## BRIEF
Copy out, word for word, the listing from the line with "char-tile (243, 235, 256, 252)" to the line with "char-tile (307, 297, 320, 314)".

## INFORMATION SHOWN
▽

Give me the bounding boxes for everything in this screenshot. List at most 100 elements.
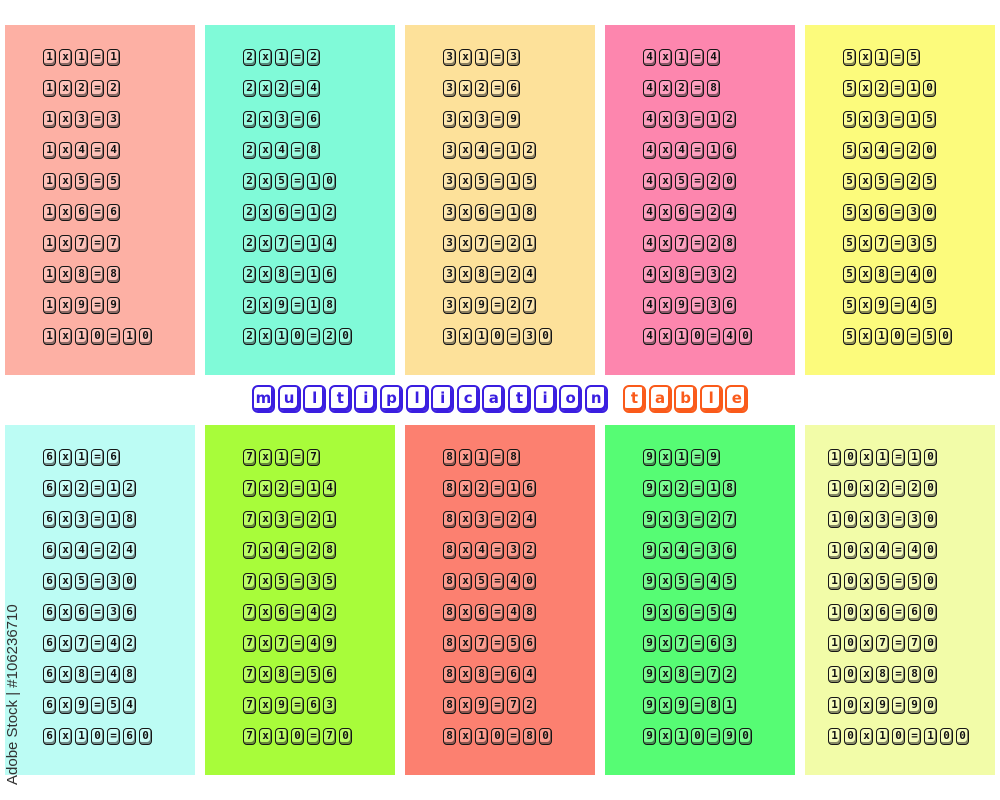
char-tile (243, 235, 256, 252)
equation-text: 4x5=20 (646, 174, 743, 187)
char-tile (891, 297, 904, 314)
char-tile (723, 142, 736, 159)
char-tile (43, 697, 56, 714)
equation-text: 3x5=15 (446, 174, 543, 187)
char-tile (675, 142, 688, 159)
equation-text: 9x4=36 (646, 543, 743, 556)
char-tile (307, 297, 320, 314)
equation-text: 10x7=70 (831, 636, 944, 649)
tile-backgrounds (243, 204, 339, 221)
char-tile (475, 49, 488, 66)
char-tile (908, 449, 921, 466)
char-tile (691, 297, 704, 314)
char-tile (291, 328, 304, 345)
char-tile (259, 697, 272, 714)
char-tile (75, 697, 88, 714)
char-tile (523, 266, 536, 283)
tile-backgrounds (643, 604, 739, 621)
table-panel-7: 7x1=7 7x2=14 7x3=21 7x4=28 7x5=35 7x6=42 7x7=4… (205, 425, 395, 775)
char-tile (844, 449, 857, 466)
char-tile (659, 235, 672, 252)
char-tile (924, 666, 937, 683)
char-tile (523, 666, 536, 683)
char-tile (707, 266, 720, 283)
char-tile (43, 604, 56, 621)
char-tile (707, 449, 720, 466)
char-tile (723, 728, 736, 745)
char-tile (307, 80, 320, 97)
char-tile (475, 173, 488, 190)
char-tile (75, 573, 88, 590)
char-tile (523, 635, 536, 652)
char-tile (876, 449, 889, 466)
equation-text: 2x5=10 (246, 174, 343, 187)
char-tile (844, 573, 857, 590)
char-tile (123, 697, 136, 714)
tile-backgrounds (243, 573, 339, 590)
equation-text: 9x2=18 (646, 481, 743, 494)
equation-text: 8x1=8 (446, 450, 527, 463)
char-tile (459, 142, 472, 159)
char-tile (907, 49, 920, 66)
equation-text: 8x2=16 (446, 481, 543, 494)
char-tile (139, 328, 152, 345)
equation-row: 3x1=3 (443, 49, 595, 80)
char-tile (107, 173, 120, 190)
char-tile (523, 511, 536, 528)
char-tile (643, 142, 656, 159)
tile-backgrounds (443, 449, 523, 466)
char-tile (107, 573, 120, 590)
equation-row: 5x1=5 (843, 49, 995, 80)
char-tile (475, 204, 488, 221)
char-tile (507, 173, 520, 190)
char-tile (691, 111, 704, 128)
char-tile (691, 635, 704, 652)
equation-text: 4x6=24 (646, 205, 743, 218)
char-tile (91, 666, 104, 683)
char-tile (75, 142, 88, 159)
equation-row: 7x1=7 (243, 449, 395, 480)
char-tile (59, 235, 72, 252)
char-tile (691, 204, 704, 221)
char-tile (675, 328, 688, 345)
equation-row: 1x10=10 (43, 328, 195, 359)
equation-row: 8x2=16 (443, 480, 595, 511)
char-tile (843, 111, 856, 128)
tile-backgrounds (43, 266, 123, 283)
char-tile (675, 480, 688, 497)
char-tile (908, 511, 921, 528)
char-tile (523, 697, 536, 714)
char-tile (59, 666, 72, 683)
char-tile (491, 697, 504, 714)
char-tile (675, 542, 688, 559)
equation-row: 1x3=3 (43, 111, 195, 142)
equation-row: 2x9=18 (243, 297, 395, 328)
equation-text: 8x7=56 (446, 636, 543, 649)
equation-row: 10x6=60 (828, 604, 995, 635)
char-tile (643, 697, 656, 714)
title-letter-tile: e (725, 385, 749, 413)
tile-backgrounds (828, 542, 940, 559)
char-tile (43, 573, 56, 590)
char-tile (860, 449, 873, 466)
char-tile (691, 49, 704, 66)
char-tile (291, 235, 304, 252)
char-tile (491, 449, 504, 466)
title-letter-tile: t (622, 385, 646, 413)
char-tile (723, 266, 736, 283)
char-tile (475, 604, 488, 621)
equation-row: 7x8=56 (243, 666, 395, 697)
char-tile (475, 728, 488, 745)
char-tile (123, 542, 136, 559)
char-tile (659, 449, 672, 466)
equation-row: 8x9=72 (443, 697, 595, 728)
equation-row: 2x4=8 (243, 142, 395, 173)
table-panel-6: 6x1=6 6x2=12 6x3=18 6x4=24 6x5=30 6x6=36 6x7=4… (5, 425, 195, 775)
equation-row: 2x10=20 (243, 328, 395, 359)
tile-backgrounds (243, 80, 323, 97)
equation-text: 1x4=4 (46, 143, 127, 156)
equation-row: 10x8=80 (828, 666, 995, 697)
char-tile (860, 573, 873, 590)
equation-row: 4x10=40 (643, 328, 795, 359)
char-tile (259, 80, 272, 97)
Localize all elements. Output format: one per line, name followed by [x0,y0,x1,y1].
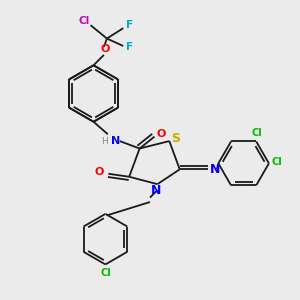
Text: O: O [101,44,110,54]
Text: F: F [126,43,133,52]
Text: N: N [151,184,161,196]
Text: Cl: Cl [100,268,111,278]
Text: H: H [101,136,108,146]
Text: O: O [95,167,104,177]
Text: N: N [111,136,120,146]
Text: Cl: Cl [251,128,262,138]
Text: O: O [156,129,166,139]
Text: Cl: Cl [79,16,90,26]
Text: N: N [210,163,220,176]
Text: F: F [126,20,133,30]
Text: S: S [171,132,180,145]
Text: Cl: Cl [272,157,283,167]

△
▽

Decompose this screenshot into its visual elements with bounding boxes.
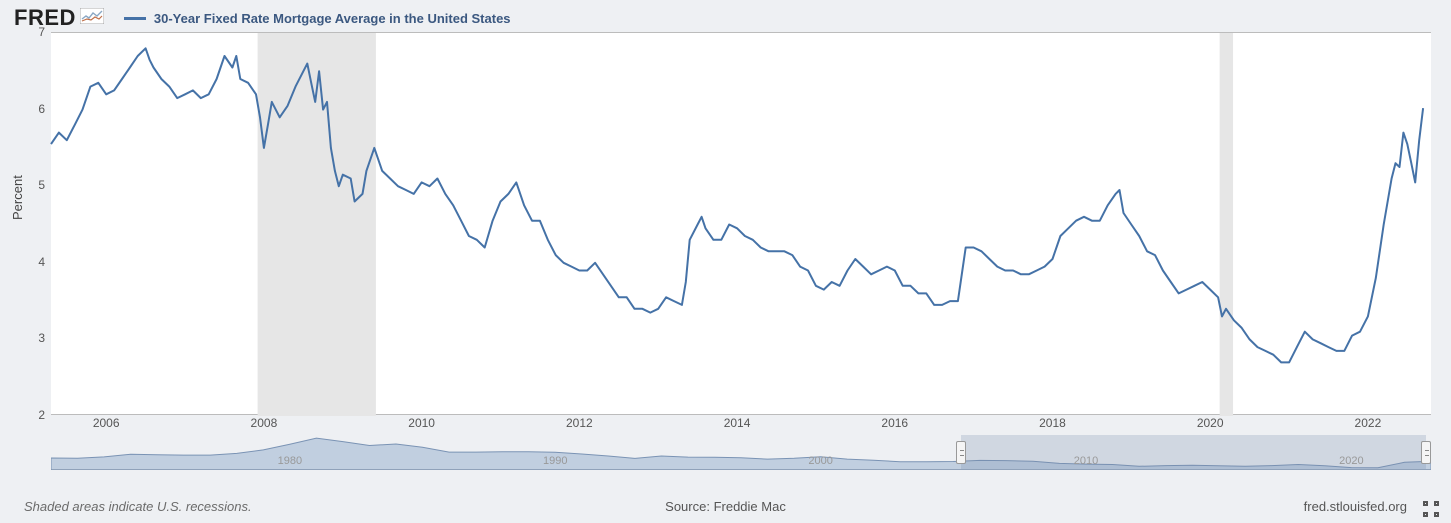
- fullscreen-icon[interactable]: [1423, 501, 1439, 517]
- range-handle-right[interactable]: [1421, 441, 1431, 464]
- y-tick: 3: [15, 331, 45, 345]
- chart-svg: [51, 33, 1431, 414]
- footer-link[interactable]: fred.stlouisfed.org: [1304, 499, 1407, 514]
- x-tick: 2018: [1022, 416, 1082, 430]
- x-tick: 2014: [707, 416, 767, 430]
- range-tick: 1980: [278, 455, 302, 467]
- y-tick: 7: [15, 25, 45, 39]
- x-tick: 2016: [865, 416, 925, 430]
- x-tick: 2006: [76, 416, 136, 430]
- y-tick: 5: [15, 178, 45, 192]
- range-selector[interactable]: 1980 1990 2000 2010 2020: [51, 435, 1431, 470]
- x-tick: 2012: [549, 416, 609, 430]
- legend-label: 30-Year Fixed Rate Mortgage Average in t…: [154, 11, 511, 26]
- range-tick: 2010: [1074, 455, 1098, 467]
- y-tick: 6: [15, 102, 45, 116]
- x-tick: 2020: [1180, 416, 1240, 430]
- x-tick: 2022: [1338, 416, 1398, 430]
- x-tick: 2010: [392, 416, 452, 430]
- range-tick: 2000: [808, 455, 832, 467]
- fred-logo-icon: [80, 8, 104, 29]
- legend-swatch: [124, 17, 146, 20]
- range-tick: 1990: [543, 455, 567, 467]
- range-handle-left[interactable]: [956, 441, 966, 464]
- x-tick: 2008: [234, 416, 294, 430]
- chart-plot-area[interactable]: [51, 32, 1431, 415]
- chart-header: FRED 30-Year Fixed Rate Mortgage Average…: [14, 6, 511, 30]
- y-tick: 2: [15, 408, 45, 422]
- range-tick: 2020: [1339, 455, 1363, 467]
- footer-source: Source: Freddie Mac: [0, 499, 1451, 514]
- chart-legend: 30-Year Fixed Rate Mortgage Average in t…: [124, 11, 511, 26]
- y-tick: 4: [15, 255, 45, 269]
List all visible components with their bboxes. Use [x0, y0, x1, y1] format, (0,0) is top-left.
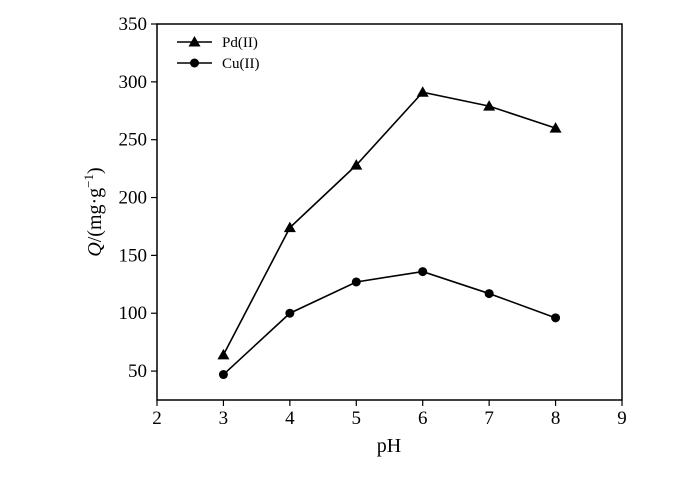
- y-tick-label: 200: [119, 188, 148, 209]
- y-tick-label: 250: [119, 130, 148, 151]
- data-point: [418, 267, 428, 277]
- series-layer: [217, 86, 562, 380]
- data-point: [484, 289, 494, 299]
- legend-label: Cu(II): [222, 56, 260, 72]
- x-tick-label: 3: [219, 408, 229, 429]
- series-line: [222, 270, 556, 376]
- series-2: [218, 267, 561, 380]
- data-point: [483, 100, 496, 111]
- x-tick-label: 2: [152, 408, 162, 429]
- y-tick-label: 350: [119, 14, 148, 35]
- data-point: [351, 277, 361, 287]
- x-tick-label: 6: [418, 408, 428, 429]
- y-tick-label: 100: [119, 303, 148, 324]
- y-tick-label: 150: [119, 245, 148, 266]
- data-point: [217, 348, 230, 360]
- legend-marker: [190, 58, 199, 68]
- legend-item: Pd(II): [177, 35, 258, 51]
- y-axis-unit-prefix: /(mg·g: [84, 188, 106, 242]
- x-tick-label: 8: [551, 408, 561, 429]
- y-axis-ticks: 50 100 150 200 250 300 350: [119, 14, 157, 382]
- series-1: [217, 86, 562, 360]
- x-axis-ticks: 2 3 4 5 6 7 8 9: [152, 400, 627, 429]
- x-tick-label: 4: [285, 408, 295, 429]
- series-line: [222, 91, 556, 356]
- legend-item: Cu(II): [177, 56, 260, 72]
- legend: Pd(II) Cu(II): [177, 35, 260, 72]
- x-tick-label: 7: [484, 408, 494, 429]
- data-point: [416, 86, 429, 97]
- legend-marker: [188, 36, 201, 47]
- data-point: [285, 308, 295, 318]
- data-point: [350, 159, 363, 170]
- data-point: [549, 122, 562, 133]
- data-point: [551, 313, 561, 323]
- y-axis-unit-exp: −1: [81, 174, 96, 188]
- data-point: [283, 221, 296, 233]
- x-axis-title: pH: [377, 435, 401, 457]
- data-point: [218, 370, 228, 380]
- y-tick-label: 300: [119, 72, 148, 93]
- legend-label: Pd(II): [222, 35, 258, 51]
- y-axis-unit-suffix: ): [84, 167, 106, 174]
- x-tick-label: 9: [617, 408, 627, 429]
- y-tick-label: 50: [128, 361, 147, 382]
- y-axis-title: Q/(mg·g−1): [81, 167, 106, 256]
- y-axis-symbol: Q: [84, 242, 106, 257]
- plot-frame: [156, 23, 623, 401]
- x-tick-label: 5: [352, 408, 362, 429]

△
▽

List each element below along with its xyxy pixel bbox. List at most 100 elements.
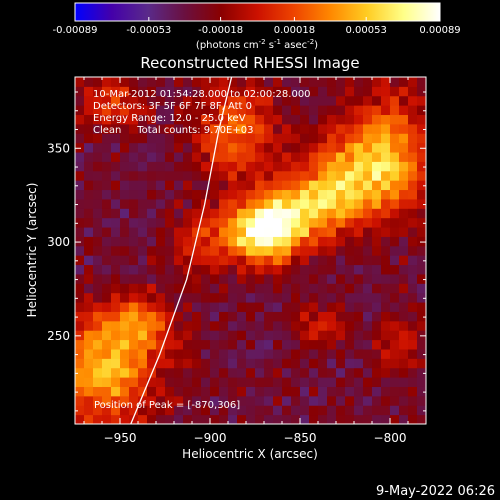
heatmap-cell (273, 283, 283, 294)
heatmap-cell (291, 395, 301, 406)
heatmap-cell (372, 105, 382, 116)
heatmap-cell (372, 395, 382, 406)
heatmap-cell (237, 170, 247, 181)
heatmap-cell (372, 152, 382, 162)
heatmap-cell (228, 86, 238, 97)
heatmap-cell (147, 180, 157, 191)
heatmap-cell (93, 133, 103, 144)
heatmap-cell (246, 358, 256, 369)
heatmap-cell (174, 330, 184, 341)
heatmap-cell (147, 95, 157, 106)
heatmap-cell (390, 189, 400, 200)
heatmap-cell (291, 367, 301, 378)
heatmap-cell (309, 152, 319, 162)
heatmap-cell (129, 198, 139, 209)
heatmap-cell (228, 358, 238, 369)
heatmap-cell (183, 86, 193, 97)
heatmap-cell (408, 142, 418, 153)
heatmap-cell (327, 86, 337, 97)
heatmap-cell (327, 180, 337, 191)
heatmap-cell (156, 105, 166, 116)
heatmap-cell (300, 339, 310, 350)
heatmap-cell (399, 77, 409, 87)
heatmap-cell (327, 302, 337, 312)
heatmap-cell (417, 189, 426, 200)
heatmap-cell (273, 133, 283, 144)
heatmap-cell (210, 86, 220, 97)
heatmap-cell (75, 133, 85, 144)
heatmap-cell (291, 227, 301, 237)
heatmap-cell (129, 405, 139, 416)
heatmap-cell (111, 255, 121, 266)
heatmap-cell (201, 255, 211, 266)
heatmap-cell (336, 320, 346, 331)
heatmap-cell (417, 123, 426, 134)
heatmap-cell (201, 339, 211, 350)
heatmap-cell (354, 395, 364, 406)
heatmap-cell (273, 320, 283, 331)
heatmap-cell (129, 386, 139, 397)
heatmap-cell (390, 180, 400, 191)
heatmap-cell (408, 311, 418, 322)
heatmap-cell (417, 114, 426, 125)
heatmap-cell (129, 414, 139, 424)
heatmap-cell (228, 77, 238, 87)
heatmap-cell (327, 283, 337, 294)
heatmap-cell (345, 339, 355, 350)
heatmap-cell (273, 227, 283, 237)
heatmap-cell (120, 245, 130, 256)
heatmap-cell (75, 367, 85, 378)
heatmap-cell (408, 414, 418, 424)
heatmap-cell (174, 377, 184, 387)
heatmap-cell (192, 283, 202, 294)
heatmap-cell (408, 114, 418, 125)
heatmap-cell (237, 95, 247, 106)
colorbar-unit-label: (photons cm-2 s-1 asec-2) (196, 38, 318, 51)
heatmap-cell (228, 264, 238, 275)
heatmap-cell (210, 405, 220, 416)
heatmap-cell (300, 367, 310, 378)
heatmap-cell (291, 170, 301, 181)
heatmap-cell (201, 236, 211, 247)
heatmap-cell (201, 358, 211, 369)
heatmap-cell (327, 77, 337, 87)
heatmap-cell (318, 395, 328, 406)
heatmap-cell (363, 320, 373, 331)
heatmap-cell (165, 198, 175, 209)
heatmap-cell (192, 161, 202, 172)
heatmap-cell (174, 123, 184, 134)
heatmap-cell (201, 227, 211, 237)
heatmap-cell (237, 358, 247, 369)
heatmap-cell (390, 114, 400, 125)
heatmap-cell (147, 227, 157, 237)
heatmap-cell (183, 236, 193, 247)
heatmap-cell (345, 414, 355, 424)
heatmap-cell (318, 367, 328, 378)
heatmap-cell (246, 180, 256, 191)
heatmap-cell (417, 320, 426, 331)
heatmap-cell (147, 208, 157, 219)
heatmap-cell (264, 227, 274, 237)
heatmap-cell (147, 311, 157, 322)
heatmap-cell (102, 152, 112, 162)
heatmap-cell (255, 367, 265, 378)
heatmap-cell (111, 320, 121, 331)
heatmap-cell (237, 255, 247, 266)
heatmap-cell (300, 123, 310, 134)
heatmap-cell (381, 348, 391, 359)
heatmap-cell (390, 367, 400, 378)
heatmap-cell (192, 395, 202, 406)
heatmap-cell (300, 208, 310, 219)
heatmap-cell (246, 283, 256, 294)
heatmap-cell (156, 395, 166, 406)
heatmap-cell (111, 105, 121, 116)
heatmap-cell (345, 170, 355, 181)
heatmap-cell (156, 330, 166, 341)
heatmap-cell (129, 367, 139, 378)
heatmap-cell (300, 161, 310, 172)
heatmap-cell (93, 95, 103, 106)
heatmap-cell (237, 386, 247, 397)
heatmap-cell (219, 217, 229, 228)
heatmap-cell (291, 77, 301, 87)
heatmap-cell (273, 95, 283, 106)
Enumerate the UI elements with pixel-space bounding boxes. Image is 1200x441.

△

## REPLY TO THE EXERCISE
char-tile (243, 235, 256, 252)
equation-text: 4x5=20 (646, 174, 743, 187)
char-tile (891, 297, 904, 314)
char-tile (723, 142, 736, 159)
char-tile (43, 697, 56, 714)
equation-text: 3x5=15 (446, 174, 543, 187)
char-tile (675, 142, 688, 159)
equation-text: 9x4=36 (646, 543, 743, 556)
char-tile (307, 297, 320, 314)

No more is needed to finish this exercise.